### What the exercise asks
Every line that includes the word "مسنده" is to be listed.

### Record set
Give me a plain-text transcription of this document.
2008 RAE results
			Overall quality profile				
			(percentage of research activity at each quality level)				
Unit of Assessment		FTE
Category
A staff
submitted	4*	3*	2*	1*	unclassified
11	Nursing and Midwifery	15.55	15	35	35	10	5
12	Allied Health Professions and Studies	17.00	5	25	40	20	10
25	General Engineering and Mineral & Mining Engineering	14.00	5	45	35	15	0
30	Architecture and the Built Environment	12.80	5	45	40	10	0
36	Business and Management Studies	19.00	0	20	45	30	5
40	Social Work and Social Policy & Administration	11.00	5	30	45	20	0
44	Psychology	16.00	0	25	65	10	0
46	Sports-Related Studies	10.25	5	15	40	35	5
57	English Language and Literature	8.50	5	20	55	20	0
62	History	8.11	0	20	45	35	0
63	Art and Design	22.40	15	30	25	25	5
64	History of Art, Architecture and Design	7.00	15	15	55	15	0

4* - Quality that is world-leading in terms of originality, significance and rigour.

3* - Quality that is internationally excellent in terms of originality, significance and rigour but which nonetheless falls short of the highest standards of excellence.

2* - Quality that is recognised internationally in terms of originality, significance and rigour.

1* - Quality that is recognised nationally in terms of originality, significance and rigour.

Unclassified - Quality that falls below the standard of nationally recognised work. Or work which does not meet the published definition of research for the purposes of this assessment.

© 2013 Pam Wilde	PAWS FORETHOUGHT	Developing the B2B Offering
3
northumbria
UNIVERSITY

* * *

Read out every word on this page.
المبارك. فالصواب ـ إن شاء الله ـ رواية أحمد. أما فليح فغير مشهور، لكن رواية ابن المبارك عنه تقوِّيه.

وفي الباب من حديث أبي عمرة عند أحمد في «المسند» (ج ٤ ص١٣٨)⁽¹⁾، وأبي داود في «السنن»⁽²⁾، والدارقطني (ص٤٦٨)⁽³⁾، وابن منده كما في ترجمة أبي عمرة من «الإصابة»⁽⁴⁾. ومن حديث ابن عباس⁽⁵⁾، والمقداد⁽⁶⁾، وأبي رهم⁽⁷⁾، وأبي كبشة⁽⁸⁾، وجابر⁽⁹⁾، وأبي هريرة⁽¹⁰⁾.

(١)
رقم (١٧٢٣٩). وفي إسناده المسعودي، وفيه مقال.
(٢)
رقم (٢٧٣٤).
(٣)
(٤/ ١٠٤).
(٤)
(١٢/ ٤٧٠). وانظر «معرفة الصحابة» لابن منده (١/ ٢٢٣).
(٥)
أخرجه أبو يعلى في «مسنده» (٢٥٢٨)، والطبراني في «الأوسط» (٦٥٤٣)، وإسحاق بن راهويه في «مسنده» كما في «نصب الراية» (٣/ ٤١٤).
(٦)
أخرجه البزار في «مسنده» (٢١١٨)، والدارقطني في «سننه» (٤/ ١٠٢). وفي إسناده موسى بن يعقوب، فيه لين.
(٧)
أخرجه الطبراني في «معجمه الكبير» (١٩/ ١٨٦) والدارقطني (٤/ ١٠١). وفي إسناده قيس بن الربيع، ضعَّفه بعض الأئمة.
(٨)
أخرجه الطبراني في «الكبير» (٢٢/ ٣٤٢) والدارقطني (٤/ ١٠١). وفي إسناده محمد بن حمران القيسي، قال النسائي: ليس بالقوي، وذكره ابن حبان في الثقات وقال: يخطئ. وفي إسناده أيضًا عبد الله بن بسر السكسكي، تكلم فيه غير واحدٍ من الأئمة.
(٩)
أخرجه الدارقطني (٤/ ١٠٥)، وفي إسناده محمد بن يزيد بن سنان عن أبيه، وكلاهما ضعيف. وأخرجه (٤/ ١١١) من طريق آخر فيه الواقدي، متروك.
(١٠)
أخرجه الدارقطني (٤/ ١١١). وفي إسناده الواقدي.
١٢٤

---

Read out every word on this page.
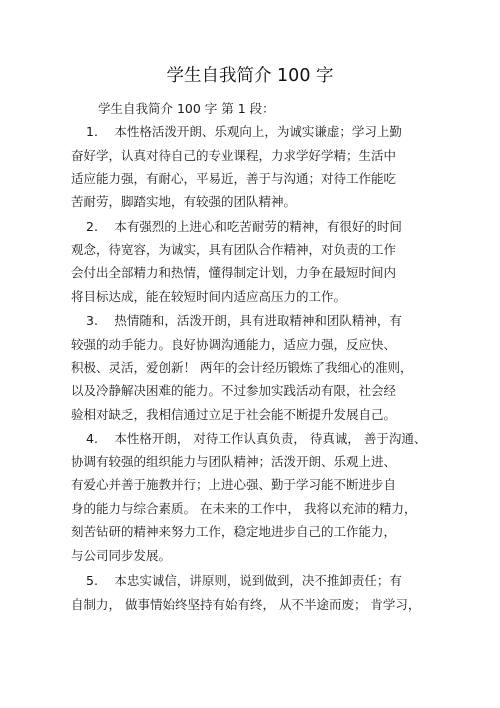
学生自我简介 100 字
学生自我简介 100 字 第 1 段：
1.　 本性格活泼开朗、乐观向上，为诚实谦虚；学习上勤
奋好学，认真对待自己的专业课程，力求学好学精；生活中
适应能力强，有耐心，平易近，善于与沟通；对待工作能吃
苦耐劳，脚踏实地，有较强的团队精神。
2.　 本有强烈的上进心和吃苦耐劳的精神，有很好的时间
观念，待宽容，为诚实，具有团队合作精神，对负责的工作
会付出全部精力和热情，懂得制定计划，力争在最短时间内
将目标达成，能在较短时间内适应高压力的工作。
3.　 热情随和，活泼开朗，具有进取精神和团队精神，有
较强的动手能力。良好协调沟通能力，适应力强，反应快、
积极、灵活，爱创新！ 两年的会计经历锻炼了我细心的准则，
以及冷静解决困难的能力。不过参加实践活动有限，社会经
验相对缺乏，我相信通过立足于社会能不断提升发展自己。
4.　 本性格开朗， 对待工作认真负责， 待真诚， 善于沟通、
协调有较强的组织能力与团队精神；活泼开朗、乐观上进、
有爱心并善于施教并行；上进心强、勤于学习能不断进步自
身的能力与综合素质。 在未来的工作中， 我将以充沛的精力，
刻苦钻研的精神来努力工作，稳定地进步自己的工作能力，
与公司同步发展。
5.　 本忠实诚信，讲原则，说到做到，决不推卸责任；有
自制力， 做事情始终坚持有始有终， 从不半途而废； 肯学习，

### Exercise answer
أخرجه أبو يعلى في «مسنده» (٢٥٢٨)، والطبراني في «الأوسط» (٦٥٤٣)، وإسحاق بن راهويه في «مسنده» كما في «نصب الراية» (٣/ ٤١٤).
أخرجه البزار في «مسنده» (٢١١٨)، والدارقطني في «سننه» (٤/ ١٠٢). وفي إسناده موسى بن يعقوب، فيه لين.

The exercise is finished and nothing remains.